Across the listing below, how many lines hold "name"? Reply with the number by itself.

======== Task input ========

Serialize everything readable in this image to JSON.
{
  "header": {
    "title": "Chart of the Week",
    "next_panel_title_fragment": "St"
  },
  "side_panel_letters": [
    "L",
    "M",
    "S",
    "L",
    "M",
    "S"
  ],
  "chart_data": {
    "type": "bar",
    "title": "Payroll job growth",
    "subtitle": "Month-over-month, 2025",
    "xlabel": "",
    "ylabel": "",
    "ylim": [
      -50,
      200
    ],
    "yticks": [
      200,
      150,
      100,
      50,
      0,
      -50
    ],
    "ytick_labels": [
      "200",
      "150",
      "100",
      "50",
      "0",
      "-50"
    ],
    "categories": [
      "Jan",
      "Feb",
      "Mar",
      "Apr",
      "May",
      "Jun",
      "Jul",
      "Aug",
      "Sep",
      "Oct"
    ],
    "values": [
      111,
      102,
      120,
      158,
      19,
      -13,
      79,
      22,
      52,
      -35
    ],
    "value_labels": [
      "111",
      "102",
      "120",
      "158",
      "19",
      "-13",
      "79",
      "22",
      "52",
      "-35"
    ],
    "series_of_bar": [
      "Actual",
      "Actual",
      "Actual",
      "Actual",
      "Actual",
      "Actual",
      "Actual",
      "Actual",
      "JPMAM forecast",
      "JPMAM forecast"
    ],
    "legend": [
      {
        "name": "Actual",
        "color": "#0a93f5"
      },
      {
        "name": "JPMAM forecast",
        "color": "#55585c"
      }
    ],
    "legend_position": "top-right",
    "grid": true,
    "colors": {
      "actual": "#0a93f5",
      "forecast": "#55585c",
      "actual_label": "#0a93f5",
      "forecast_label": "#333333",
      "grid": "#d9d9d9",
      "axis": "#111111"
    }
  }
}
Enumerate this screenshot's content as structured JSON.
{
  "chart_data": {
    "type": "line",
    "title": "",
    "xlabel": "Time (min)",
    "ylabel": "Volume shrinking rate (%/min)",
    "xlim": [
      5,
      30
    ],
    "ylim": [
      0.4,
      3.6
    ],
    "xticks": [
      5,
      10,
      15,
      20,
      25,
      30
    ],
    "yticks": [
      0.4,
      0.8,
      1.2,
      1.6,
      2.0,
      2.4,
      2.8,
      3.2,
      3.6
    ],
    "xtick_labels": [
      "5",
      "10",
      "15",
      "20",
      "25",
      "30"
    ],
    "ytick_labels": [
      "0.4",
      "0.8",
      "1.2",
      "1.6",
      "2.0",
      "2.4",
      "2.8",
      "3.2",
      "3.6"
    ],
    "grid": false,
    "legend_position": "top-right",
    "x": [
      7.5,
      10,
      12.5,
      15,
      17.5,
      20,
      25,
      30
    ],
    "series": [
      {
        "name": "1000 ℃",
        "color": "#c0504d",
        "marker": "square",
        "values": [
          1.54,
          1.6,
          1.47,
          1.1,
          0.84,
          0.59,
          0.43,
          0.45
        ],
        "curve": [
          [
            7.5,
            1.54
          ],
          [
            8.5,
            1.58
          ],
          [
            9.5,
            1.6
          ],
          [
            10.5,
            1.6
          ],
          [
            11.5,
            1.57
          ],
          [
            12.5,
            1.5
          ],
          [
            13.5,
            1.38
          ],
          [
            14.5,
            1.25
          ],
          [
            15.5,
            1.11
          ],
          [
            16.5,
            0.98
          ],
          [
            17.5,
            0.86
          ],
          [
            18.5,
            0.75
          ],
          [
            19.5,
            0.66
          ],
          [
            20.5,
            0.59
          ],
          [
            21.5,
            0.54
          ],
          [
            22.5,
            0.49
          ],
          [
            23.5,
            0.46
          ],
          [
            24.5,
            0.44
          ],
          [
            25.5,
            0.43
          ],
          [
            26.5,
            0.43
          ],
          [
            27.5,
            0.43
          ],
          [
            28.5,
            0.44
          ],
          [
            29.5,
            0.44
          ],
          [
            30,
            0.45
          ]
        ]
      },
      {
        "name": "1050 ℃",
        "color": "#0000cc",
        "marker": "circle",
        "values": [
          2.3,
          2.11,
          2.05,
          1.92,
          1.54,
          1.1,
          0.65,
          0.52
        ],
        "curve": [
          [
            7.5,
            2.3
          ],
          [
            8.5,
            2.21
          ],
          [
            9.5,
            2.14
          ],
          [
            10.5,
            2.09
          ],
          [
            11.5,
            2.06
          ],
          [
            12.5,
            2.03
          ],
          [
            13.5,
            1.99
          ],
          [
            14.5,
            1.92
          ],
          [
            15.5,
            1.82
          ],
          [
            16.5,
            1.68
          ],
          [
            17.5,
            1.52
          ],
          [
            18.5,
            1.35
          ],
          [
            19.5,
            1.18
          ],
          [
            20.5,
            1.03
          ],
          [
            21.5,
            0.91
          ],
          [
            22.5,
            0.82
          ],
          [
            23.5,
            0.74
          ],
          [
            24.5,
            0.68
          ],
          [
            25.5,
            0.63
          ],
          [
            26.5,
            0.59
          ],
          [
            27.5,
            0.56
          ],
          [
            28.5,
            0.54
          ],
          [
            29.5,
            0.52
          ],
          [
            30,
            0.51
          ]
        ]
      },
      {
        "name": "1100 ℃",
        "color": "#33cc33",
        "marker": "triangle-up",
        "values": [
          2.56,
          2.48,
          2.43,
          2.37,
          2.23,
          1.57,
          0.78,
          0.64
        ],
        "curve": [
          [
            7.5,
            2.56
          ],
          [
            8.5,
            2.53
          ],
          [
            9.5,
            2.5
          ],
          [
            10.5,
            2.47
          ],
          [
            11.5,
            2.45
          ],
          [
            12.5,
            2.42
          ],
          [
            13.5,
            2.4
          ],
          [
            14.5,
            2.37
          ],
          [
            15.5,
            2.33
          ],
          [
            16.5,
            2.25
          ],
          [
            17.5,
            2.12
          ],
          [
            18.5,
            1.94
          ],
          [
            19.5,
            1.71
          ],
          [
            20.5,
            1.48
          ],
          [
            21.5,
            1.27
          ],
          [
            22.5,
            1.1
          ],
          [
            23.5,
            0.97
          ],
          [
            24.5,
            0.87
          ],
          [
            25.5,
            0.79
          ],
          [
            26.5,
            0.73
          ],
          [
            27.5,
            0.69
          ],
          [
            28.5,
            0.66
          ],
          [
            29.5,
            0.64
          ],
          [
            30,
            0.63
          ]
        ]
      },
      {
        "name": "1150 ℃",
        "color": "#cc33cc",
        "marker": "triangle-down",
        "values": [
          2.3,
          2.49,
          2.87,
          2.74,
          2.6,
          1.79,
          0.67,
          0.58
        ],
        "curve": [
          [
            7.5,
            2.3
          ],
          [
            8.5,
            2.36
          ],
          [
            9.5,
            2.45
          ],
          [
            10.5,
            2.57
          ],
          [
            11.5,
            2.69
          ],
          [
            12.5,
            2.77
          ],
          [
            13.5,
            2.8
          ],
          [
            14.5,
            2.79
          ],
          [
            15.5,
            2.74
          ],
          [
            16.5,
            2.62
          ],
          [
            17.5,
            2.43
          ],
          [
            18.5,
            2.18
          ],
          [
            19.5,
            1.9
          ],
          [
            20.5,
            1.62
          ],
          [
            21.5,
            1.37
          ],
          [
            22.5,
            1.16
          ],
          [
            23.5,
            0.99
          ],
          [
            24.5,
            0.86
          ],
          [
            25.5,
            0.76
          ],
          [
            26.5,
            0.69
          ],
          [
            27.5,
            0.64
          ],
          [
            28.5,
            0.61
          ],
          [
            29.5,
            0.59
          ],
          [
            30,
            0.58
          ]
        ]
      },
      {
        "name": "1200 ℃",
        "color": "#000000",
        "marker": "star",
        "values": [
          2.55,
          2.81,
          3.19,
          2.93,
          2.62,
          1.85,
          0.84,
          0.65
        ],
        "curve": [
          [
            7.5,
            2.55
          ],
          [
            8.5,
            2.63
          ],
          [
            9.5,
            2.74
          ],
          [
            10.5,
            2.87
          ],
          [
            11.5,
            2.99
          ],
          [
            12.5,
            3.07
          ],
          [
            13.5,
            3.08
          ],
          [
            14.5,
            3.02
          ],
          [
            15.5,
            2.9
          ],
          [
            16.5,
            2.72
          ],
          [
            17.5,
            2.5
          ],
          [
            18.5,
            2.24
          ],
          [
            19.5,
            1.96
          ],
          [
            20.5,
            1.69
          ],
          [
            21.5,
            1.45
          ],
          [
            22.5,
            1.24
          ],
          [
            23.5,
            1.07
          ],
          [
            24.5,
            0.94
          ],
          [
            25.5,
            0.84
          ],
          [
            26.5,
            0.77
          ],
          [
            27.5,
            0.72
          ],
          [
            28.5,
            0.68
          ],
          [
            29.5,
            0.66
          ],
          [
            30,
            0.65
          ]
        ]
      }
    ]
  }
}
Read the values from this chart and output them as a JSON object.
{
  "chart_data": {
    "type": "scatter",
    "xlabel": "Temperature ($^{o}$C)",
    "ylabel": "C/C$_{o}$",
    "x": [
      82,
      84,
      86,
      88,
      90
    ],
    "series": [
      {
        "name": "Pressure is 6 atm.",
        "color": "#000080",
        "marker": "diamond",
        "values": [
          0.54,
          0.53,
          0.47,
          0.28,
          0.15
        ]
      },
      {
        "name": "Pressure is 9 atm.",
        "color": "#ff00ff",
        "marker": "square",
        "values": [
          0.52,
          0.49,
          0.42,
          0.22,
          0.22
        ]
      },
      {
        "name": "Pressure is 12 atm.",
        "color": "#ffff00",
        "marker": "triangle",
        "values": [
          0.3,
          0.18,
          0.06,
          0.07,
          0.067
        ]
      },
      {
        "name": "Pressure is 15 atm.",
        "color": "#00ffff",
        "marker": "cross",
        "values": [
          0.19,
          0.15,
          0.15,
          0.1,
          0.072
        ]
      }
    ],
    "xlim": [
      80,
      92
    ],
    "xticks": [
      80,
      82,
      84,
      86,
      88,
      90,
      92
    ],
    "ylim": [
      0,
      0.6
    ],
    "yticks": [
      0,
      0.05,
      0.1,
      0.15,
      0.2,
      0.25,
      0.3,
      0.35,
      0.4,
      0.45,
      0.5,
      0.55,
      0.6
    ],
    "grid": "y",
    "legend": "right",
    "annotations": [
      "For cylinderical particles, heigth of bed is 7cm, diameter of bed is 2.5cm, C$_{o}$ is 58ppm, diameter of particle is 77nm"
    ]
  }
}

========

Result of this task
11